Work instructions -> Compile every line that includes the word "Locations".

Records shown ->
__________

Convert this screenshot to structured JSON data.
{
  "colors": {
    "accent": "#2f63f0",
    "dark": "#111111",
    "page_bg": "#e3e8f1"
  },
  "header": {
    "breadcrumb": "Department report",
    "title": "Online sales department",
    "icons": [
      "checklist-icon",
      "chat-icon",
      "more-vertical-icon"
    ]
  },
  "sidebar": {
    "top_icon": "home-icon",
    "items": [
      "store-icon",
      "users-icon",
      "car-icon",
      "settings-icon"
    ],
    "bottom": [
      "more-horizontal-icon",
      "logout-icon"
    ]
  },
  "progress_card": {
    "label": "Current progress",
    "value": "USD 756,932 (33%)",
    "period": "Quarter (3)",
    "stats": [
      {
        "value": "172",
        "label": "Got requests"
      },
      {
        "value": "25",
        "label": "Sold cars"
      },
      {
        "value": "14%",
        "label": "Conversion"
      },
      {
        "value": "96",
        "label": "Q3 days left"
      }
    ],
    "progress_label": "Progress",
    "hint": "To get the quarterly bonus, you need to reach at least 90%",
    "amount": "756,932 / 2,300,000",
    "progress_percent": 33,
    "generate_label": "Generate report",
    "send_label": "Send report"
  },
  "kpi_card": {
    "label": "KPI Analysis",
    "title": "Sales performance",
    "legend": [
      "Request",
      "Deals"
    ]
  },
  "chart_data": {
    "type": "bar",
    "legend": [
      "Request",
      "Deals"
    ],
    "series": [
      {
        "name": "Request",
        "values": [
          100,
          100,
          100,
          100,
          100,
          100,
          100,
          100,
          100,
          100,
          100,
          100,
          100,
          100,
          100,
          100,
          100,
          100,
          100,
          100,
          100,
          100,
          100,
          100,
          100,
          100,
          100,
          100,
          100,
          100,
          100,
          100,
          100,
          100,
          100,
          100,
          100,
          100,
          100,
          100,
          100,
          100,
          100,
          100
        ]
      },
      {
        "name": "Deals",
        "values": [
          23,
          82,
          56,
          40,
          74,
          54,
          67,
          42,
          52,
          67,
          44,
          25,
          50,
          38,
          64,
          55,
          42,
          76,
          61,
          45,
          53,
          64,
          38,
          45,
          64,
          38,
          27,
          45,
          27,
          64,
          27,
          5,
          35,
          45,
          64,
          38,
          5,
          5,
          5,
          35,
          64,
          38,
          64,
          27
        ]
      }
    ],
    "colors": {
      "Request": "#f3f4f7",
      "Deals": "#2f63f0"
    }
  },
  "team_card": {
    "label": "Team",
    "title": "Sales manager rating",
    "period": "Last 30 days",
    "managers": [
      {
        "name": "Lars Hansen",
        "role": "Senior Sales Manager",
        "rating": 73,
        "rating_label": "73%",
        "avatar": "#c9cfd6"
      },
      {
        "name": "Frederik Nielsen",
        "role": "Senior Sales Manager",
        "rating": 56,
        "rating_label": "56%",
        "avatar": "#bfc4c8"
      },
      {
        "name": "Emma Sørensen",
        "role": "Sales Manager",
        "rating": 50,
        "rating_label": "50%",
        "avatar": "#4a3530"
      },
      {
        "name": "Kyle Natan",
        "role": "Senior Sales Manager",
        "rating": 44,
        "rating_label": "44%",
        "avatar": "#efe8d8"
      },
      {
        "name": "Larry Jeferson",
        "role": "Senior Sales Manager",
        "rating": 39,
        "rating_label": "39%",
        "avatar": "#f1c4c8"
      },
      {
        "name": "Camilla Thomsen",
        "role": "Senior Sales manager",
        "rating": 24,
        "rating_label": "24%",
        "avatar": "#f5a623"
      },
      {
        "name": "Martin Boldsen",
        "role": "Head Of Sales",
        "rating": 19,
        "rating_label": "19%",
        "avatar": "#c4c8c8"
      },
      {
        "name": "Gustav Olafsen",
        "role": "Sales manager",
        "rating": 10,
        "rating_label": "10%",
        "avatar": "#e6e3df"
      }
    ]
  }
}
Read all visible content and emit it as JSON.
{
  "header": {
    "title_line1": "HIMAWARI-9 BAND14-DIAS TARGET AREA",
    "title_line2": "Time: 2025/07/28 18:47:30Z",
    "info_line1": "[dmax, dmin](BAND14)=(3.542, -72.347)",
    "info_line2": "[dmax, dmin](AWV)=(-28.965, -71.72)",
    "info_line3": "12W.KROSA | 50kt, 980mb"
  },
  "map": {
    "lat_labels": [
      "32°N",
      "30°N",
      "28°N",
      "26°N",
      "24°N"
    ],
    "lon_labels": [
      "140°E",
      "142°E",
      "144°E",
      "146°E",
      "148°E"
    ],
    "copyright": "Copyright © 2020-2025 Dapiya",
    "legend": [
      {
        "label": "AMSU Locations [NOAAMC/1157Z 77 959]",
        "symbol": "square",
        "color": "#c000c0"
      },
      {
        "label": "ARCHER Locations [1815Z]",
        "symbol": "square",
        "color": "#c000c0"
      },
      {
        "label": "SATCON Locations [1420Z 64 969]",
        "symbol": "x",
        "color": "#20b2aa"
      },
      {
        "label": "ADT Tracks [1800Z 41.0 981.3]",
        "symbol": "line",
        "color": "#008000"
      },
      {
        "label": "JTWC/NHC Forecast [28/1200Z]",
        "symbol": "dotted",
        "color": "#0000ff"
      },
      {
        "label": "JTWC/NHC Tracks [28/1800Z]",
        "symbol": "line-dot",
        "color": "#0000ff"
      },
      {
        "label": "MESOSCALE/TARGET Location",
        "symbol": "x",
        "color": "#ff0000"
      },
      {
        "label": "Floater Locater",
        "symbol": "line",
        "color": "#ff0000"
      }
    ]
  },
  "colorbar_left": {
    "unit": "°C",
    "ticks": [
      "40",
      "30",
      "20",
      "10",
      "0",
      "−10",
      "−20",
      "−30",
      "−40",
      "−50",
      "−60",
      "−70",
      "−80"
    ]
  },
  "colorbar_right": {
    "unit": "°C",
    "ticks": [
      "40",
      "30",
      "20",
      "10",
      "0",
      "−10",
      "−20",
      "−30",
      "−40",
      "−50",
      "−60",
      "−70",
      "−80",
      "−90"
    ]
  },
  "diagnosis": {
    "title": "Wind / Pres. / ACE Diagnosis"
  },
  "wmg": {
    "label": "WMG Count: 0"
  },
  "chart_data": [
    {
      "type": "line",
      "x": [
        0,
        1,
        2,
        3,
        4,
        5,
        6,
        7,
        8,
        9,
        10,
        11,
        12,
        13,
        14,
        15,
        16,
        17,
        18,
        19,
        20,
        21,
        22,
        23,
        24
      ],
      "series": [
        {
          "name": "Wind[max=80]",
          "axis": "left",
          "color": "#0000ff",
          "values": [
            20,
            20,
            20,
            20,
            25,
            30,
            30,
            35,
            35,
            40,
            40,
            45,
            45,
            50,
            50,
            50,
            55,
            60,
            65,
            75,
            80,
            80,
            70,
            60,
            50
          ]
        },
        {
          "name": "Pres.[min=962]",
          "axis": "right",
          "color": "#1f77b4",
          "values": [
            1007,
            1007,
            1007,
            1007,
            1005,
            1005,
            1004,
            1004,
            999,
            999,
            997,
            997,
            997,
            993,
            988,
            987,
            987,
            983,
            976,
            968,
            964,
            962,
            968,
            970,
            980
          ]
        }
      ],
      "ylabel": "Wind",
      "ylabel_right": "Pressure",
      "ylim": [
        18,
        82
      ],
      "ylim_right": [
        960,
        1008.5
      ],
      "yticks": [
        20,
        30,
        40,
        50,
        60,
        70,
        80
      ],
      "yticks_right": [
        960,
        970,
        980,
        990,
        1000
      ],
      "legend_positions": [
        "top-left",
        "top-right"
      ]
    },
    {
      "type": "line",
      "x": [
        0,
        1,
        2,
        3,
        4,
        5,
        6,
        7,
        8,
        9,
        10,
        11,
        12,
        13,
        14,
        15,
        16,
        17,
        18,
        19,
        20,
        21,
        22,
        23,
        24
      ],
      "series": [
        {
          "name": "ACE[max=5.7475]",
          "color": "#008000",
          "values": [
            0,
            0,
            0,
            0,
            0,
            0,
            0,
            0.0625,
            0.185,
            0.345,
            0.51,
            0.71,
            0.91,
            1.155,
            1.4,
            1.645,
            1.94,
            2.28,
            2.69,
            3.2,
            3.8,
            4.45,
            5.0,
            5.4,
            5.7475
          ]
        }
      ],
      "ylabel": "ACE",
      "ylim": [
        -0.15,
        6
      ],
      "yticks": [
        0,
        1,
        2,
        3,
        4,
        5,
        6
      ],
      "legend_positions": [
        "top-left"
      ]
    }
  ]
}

__________

Exercise solution ->
        "label": "AMSU Locations [NOAAMC/1157Z 77 959]",
        "label": "ARCHER Locations [1815Z]",
        "label": "SATCON Locations [1420Z 64 969]",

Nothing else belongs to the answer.